Task goal: The records below must be copied in full; omit the images.

Collected data
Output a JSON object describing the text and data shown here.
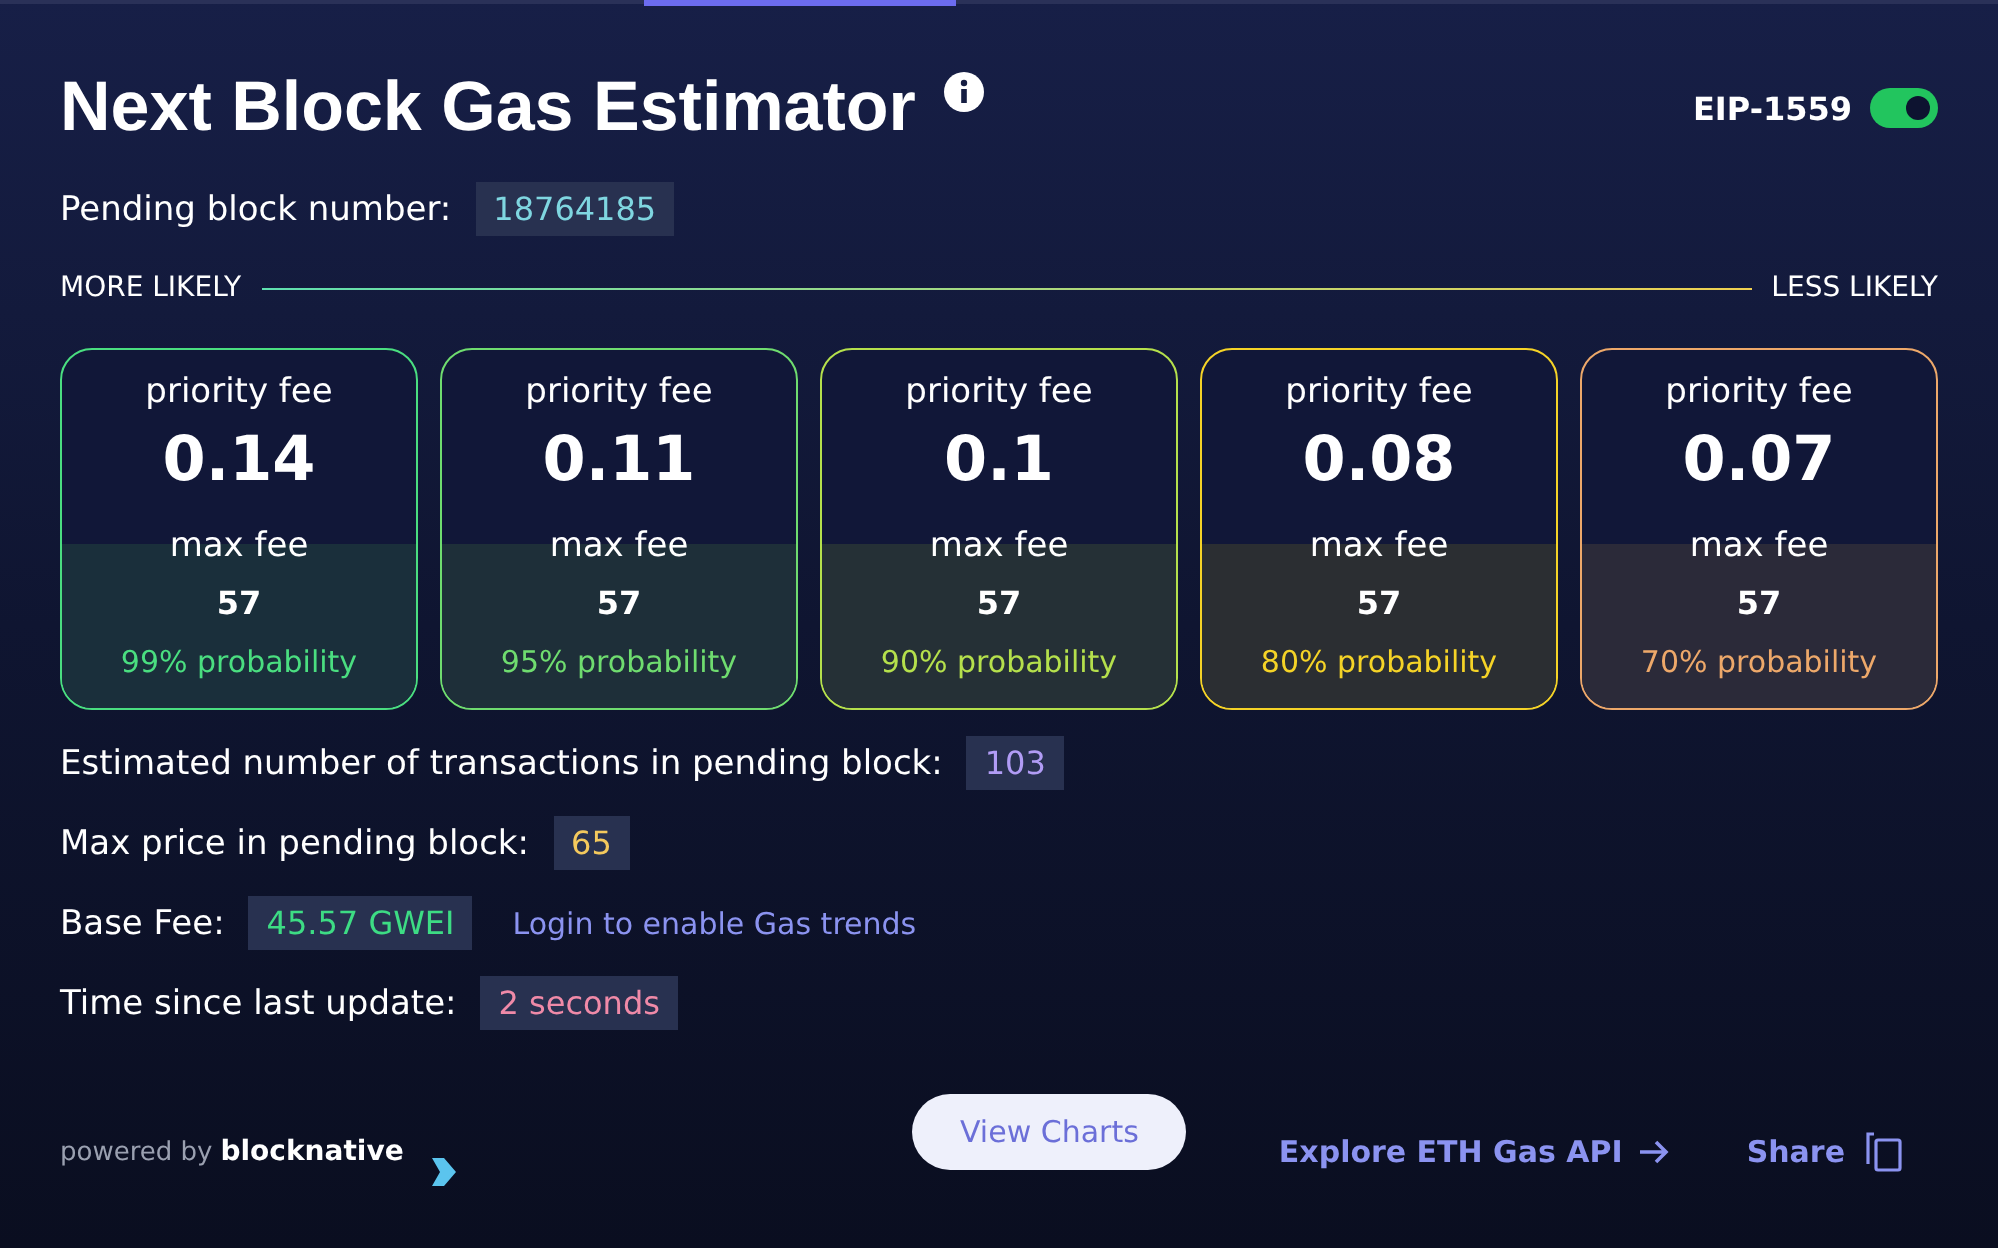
{
  "title": "Next Block Gas Estimator",
  "eip_toggle": {
    "label": "EIP-1559",
    "on": true
  },
  "pending_block": {
    "label": "Pending block number:",
    "value": "18764185"
  },
  "likelihood": {
    "start": "MORE LIKELY",
    "end": "LESS LIKELY"
  },
  "cards": [
    {
      "priority_label": "priority fee",
      "priority": "0.14",
      "max_label": "max fee",
      "max": "57",
      "probability": "99% probability",
      "color": "#4ade80"
    },
    {
      "priority_label": "priority fee",
      "priority": "0.11",
      "max_label": "max fee",
      "max": "57",
      "probability": "95% probability",
      "color": "#6fdc6f"
    },
    {
      "priority_label": "priority fee",
      "priority": "0.1",
      "max_label": "max fee",
      "max": "57",
      "probability": "90% probability",
      "color": "#b5e04c"
    },
    {
      "priority_label": "priority fee",
      "priority": "0.08",
      "max_label": "max fee",
      "max": "57",
      "probability": "80% probability",
      "color": "#f5d327"
    },
    {
      "priority_label": "priority fee",
      "priority": "0.07",
      "max_label": "max fee",
      "max": "57",
      "probability": "70% probability",
      "color": "#eda86a"
    }
  ],
  "stats": [
    {
      "label": "Estimated number of transactions in pending block:",
      "value": "103"
    },
    {
      "label": "Max price in pending block:",
      "value": "65"
    },
    {
      "label": "Base Fee:",
      "value": "45.57 GWEI",
      "link": "Login to enable Gas trends"
    },
    {
      "label": "Time since last update:",
      "value": "2 seconds"
    }
  ],
  "footer": {
    "powered_by": "powered by",
    "brand": "blocknative",
    "button": "View Charts",
    "api_link": "Explore ETH Gas API",
    "share": "Share"
  }
}
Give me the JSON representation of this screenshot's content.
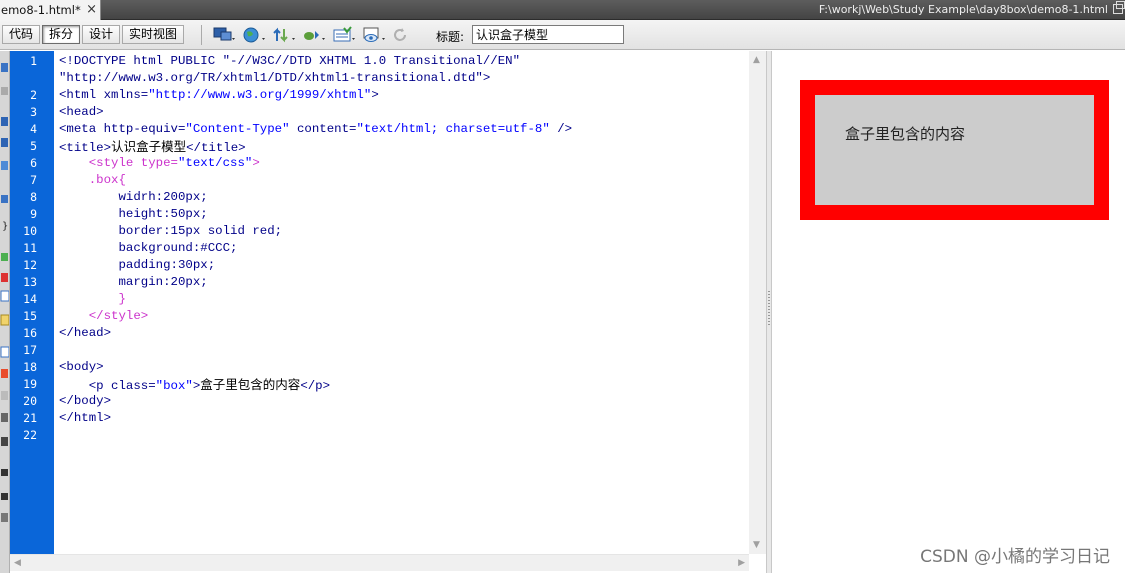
{
  "tab": {
    "label": "emo8-1.html*",
    "close": "×"
  },
  "file_path": "F:\\workj\\Web\\Study Example\\day8box\\demo8-1.html",
  "toolbar": {
    "view_buttons": [
      "代码",
      "拆分",
      "设计",
      "实时视图"
    ],
    "active_view": "拆分",
    "icons": [
      "multiscreen-icon",
      "globe-preview-icon",
      "file-transfer-icon",
      "debug-browser-icon",
      "visual-aids-icon",
      "view-options-icon",
      "refresh-icon"
    ],
    "title_label": "标题:",
    "title_value": "认识盒子模型"
  },
  "editor": {
    "line_numbers": [
      "1",
      "2",
      "3",
      "4",
      "5",
      "6",
      "7",
      "8",
      "9",
      "10",
      "11",
      "12",
      "13",
      "14",
      "15",
      "16",
      "17",
      "18",
      "19",
      "20",
      "21",
      "22"
    ],
    "colors": {
      "gutter": "#0a66d9",
      "tag": "#000088",
      "string": "#0000ff",
      "css": "#cc33cc"
    }
  },
  "code": {
    "l1a": "<!DOCTYPE html PUBLIC \"-//W3C//DTD XHTML 1.0 Transitional//EN\"",
    "l1b": "\"http://www.w3.org/TR/xhtml1/DTD/xhtml1-transitional.dtd\">",
    "l2_tag": "<html xmlns=",
    "l2_str": "\"http://www.w3.org/1999/xhtml\"",
    "l2_end": ">",
    "l3": "<head>",
    "l4_tag": "<meta http-equiv=",
    "l4_s1": "\"Content-Type\"",
    "l4_mid": " content=",
    "l4_s2": "\"text/html; charset=utf-8\"",
    "l4_end": " />",
    "l5_open": "<title>",
    "l5_text": "认识盒子模型",
    "l5_close": "</title>",
    "l6_tag": "<style type=",
    "l6_str": "\"text/css\"",
    "l6_end": ">",
    "l7": ".box{",
    "l8": "widrh:200px;",
    "l9": "height:50px;",
    "l10": "border:15px solid red;",
    "l11": "background:#CCC;",
    "l12": "padding:30px;",
    "l13": "margin:20px;",
    "l14": "}",
    "l15": "</style>",
    "l16": "</head>",
    "l18": "<body>",
    "l19_tag": "<p class=",
    "l19_str": "\"box\"",
    "l19_end": ">",
    "l19_text": "盒子里包含的内容",
    "l19_close": "</p>",
    "l20": "</body>",
    "l21": "</html>"
  },
  "design_view": {
    "box_text": "盒子里包含的内容",
    "box_background": "#CCC",
    "box_border_color": "#ff0000"
  },
  "watermark": "CSDN @小橘的学习日记"
}
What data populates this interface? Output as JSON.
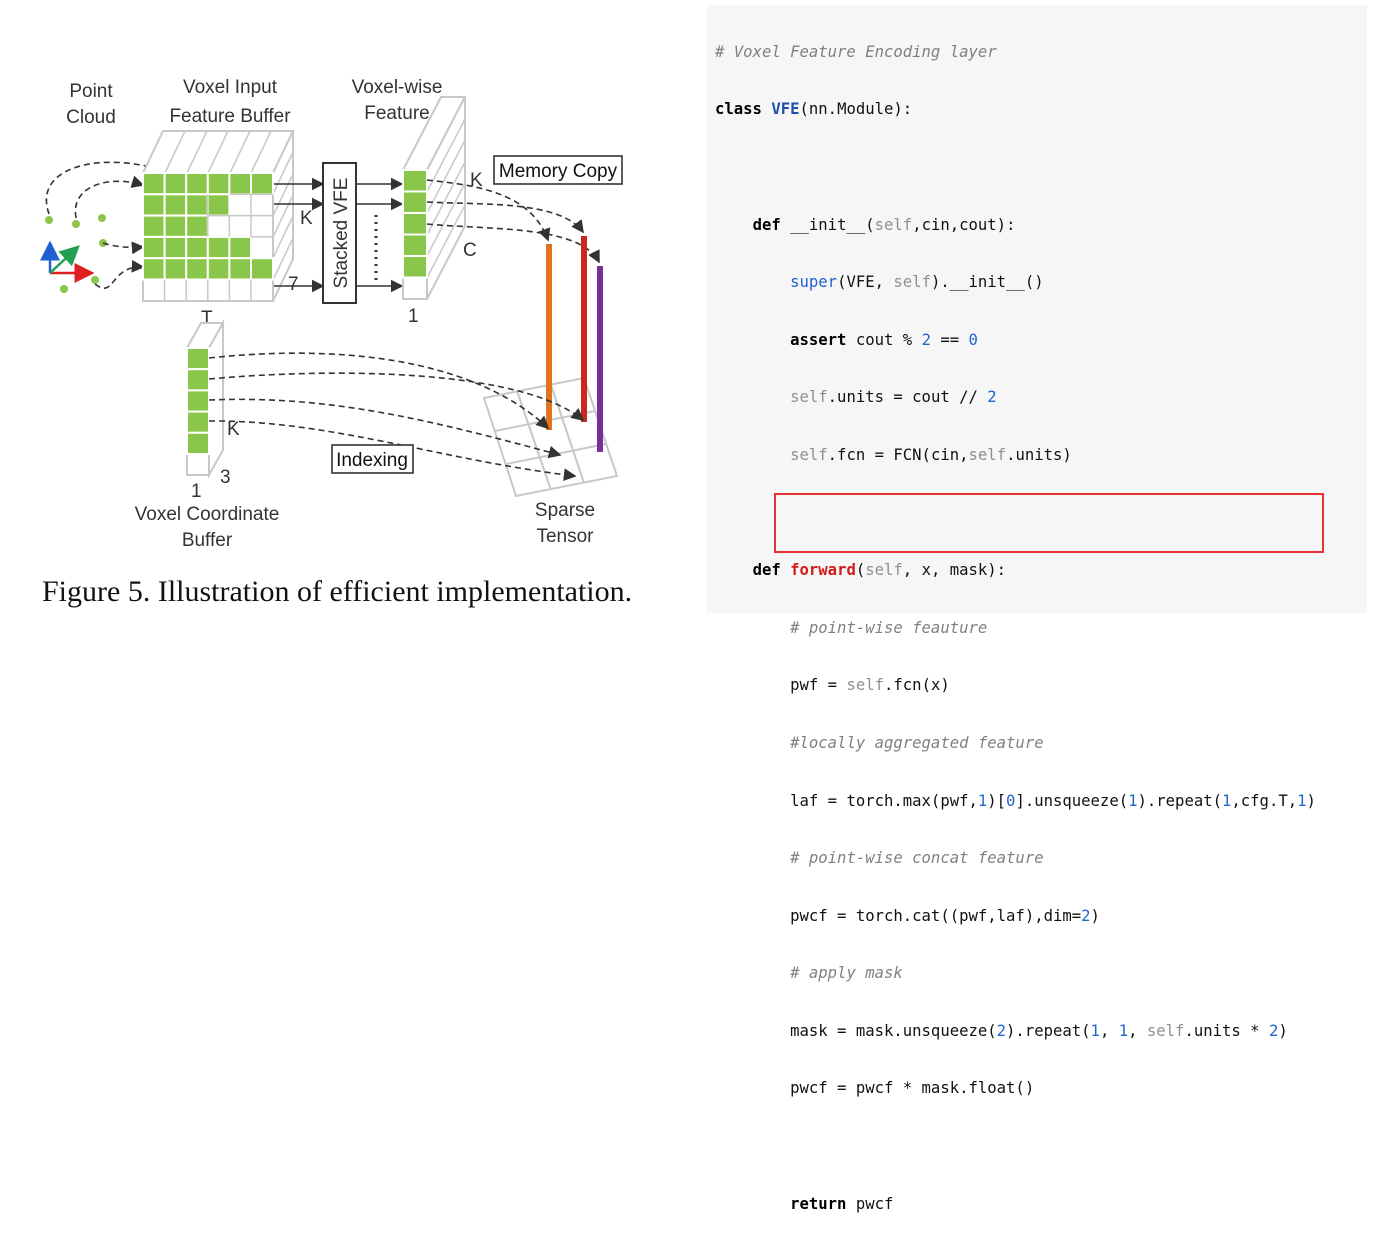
{
  "figure": {
    "labels": {
      "point_cloud_line1": "Point",
      "point_cloud_line2": "Cloud",
      "voxel_input_line1": "Voxel Input",
      "voxel_input_line2": "Feature  Buffer",
      "voxel_wise_line1": "Voxel-wise",
      "voxel_wise_line2": "Feature",
      "memory_copy": "Memory Copy",
      "stacked_vfe": "Stacked VFE",
      "k_buffer": "K",
      "k_feature": "K",
      "k_coord": "K",
      "c_dim": "C",
      "t_dim": "T",
      "seven": "7",
      "one_feature": "1",
      "one_coord": "1",
      "three_coord": "3",
      "indexing": "Indexing",
      "voxel_coord_line1": "Voxel Coordinate",
      "voxel_coord_line2": "Buffer",
      "sparse_line1": "Sparse",
      "sparse_line2": "Tensor"
    },
    "caption": "Figure 5. Illustration of efficient implementation.",
    "colors": {
      "cell_fill": "#8ac64a",
      "grid_line": "#c8c8c8",
      "arrow": "#333333",
      "bar_orange": "#e07420",
      "bar_red": "#c8281e",
      "bar_purple": "#7a2e9a",
      "axis_red": "#e02020",
      "axis_green": "#20a050",
      "axis_blue": "#2060d0"
    },
    "icons": [
      "coordinate-axes-icon"
    ]
  },
  "code": {
    "lines": {
      "l0": "# Voxel Feature Encoding layer",
      "l1_kw": "class",
      "l1_name": "VFE",
      "l1_rest": "(nn.Module):",
      "l3_kw": "def",
      "l3_name": "__init__(",
      "l3_self": "self",
      "l3_rest": ",cin,cout):",
      "l4_super": "super",
      "l4_a": "(VFE, ",
      "l4_self": "self",
      "l4_b": ").__init__()",
      "l5_kw": "assert",
      "l5_a": " cout % ",
      "l5_n1": "2",
      "l5_b": " == ",
      "l5_n2": "0",
      "l6_self": "self",
      "l6_a": ".units = cout // ",
      "l6_n": "2",
      "l7_self": "self",
      "l7_a": ".fcn = FCN(cin,",
      "l7_self2": "self",
      "l7_b": ".units)",
      "l9_kw": "def",
      "l9_name": "forward",
      "l9_a": "(",
      "l9_self": "self",
      "l9_b": ", x, mask):",
      "l10": "# point-wise feauture",
      "l11_a": "pwf = ",
      "l11_self": "self",
      "l11_b": ".fcn(x)",
      "l12": "#locally aggregated feature",
      "l13_a": "laf = torch.max(pwf,",
      "l13_n1": "1",
      "l13_b": ")[",
      "l13_n2": "0",
      "l13_c": "].unsqueeze(",
      "l13_n3": "1",
      "l13_d": ").repeat(",
      "l13_n4": "1",
      "l13_e": ",cfg.T,",
      "l13_n5": "1",
      "l13_f": ")",
      "l14": "# point-wise concat feature",
      "l15_a": "pwcf = torch.cat((pwf,laf),dim=",
      "l15_n": "2",
      "l15_b": ")",
      "l16": "# apply mask",
      "l17_a": "mask = mask.unsqueeze(",
      "l17_n1": "2",
      "l17_b": ").repeat(",
      "l17_n2": "1",
      "l17_c": ", ",
      "l17_n3": "1",
      "l17_d": ", ",
      "l17_self": "self",
      "l17_e": ".units * ",
      "l17_n4": "2",
      "l17_f": ")",
      "l18": "pwcf = pwcf * mask.float()",
      "l20_kw": "return",
      "l20_a": " pwcf"
    },
    "highlight_color": "#e53232"
  }
}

Finished answer:
Output a JSON object describing the text and data shown here.
{
  "title": "Next Block Gas Estimator",
  "eip_toggle": {
    "label": "EIP-1559",
    "on": true
  },
  "pending_block": {
    "label": "Pending block number:",
    "value": "18764185"
  },
  "likelihood": {
    "start": "MORE LIKELY",
    "end": "LESS LIKELY"
  },
  "cards": [
    {
      "priority_label": "priority fee",
      "priority": "0.14",
      "max_label": "max fee",
      "max": "57",
      "probability": "99% probability",
      "color": "#4ade80"
    },
    {
      "priority_label": "priority fee",
      "priority": "0.11",
      "max_label": "max fee",
      "max": "57",
      "probability": "95% probability",
      "color": "#6fdc6f"
    },
    {
      "priority_label": "priority fee",
      "priority": "0.1",
      "max_label": "max fee",
      "max": "57",
      "probability": "90% probability",
      "color": "#b5e04c"
    },
    {
      "priority_label": "priority fee",
      "priority": "0.08",
      "max_label": "max fee",
      "max": "57",
      "probability": "80% probability",
      "color": "#f5d327"
    },
    {
      "priority_label": "priority fee",
      "priority": "0.07",
      "max_label": "max fee",
      "max": "57",
      "probability": "70% probability",
      "color": "#eda86a"
    }
  ],
  "stats": [
    {
      "label": "Estimated number of transactions in pending block:",
      "value": "103"
    },
    {
      "label": "Max price in pending block:",
      "value": "65"
    },
    {
      "label": "Base Fee:",
      "value": "45.57 GWEI",
      "link": "Login to enable Gas trends"
    },
    {
      "label": "Time since last update:",
      "value": "2 seconds"
    }
  ],
  "footer": {
    "powered_by": "powered by",
    "brand": "blocknative",
    "button": "View Charts",
    "api_link": "Explore ETH Gas API",
    "share": "Share"
  }
}
Give me the JSON representation of this screenshot's content.
{
  "tab": {
    "label": "emo8-1.html*",
    "close": "×"
  },
  "file_path": "F:\\workj\\Web\\Study Example\\day8box\\demo8-1.html",
  "toolbar": {
    "view_buttons": [
      "代码",
      "拆分",
      "设计",
      "实时视图"
    ],
    "active_view": "拆分",
    "icons": [
      "multiscreen-icon",
      "globe-preview-icon",
      "file-transfer-icon",
      "debug-browser-icon",
      "visual-aids-icon",
      "view-options-icon",
      "refresh-icon"
    ],
    "title_label": "标题:",
    "title_value": "认识盒子模型"
  },
  "editor": {
    "line_numbers": [
      "1",
      "2",
      "3",
      "4",
      "5",
      "6",
      "7",
      "8",
      "9",
      "10",
      "11",
      "12",
      "13",
      "14",
      "15",
      "16",
      "17",
      "18",
      "19",
      "20",
      "21",
      "22"
    ],
    "colors": {
      "gutter": "#0a66d9",
      "tag": "#000088",
      "string": "#0000ff",
      "css": "#cc33cc"
    }
  },
  "code": {
    "l1a": "<!DOCTYPE html PUBLIC \"-//W3C//DTD XHTML 1.0 Transitional//EN\"",
    "l1b": "\"http://www.w3.org/TR/xhtml1/DTD/xhtml1-transitional.dtd\">",
    "l2_tag": "<html xmlns=",
    "l2_str": "\"http://www.w3.org/1999/xhtml\"",
    "l2_end": ">",
    "l3": "<head>",
    "l4_tag": "<meta http-equiv=",
    "l4_s1": "\"Content-Type\"",
    "l4_mid": " content=",
    "l4_s2": "\"text/html; charset=utf-8\"",
    "l4_end": " />",
    "l5_open": "<title>",
    "l5_text": "认识盒子模型",
    "l5_close": "</title>",
    "l6_tag": "<style type=",
    "l6_str": "\"text/css\"",
    "l6_end": ">",
    "l7": ".box{",
    "l8": "widrh:200px;",
    "l9": "height:50px;",
    "l10": "border:15px solid red;",
    "l11": "background:#CCC;",
    "l12": "padding:30px;",
    "l13": "margin:20px;",
    "l14": "}",
    "l15": "</style>",
    "l16": "</head>",
    "l18": "<body>",
    "l19_tag": "<p class=",
    "l19_str": "\"box\"",
    "l19_end": ">",
    "l19_text": "盒子里包含的内容",
    "l19_close": "</p>",
    "l20": "</body>",
    "l21": "</html>"
  },
  "design_view": {
    "box_text": "盒子里包含的内容",
    "box_background": "#CCC",
    "box_border_color": "#ff0000"
  },
  "watermark": "CSDN @小橘的学习日记"
}
What data populates this interface? Output as JSON.
{
  "figure": {
    "labels": {
      "point_cloud_line1": "Point",
      "point_cloud_line2": "Cloud",
      "voxel_input_line1": "Voxel Input",
      "voxel_input_line2": "Feature  Buffer",
      "voxel_wise_line1": "Voxel-wise",
      "voxel_wise_line2": "Feature",
      "memory_copy": "Memory Copy",
      "stacked_vfe": "Stacked VFE",
      "k_buffer": "K",
      "k_feature": "K",
      "k_coord": "K",
      "c_dim": "C",
      "t_dim": "T",
      "seven": "7",
      "one_feature": "1",
      "one_coord": "1",
      "three_coord": "3",
      "indexing": "Indexing",
      "voxel_coord_line1": "Voxel Coordinate",
      "voxel_coord_line2": "Buffer",
      "sparse_line1": "Sparse",
      "sparse_line2": "Tensor"
    },
    "caption": "Figure 5. Illustration of efficient implementation.",
    "colors": {
      "cell_fill": "#8ac64a",
      "grid_line": "#c8c8c8",
      "arrow": "#333333",
      "bar_orange": "#e07420",
      "bar_red": "#c8281e",
      "bar_purple": "#7a2e9a",
      "axis_red": "#e02020",
      "axis_green": "#20a050",
      "axis_blue": "#2060d0"
    },
    "icons": [
      "coordinate-axes-icon"
    ]
  },
  "code": {
    "lines": {
      "l0": "# Voxel Feature Encoding layer",
      "l1_kw": "class",
      "l1_name": "VFE",
      "l1_rest": "(nn.Module):",
      "l3_kw": "def",
      "l3_name": "__init__(",
      "l3_self": "self",
      "l3_rest": ",cin,cout):",
      "l4_super": "super",
      "l4_a": "(VFE, ",
      "l4_self": "self",
      "l4_b": ").__init__()",
      "l5_kw": "assert",
      "l5_a": " cout % ",
      "l5_n1": "2",
      "l5_b": " == ",
      "l5_n2": "0",
      "l6_self": "self",
      "l6_a": ".units = cout // ",
      "l6_n": "2",
      "l7_self": "self",
      "l7_a": ".fcn = FCN(cin,",
      "l7_self2": "self",
      "l7_b": ".units)",
      "l9_kw": "def",
      "l9_name": "forward",
      "l9_a": "(",
      "l9_self": "self",
      "l9_b": ", x, mask):",
      "l10": "# point-wise feauture",
      "l11_a": "pwf = ",
      "l11_self": "self",
      "l11_b": ".fcn(x)",
      "l12": "#locally aggregated feature",
      "l13_a": "laf = torch.max(pwf,",
      "l13_n1": "1",
      "l13_b": ")[",
      "l13_n2": "0",
      "l13_c": "].unsqueeze(",
      "l13_n3": "1",
      "l13_d": ").repeat(",
      "l13_n4": "1",
      "l13_e": ",cfg.T,",
      "l13_n5": "1",
      "l13_f": ")",
      "l14": "# point-wise concat feature",
      "l15_a": "pwcf = torch.cat((pwf,laf),dim=",
      "l15_n": "2",
      "l15_b": ")",
      "l16": "# apply mask",
      "l17_a": "mask = mask.unsqueeze(",
      "l17_n1": "2",
      "l17_b": ").repeat(",
      "l17_n2": "1",
      "l17_c": ", ",
      "l17_n3": "1",
      "l17_d": ", ",
      "l17_self": "self",
      "l17_e": ".units * ",
      "l17_n4": "2",
      "l17_f": ")",
      "l18": "pwcf = pwcf * mask.float()",
      "l20_kw": "return",
      "l20_a": " pwcf"
    },
    "highlight_color": "#e53232"
  }
}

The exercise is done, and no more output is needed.